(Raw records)
------------------------------------------------
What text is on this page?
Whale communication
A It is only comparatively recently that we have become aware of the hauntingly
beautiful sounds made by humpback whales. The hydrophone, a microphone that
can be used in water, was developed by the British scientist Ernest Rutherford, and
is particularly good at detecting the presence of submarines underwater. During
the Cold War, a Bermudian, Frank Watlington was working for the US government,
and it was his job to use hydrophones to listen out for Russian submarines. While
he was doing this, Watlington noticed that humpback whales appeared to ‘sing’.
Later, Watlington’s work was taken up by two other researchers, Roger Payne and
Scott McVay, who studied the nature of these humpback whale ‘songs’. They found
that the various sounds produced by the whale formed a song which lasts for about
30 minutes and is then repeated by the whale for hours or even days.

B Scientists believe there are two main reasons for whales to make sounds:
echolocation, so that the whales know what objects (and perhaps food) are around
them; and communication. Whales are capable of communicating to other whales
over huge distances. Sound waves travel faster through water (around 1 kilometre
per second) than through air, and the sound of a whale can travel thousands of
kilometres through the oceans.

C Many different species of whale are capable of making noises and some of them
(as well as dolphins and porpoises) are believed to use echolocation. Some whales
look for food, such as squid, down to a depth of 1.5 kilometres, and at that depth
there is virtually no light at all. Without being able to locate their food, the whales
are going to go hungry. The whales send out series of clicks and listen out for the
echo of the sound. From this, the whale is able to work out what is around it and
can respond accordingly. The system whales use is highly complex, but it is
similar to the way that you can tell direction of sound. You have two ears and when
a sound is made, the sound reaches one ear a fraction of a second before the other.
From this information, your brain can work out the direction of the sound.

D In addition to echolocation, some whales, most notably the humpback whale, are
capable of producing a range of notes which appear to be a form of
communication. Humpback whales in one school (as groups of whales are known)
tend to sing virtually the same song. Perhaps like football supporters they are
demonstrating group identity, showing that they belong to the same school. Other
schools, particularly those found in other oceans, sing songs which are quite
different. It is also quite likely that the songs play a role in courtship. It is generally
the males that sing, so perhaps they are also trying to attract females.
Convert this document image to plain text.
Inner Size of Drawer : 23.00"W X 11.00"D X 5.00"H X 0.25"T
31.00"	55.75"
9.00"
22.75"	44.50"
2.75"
------------------------------------------------
Given problem:
Return each line in the records that holds the string "virtually".

Correct result:
there is virtually no light at all. Without being able to locate their food, the whales
tend to sing virtually the same song. Perhaps like football supporters they are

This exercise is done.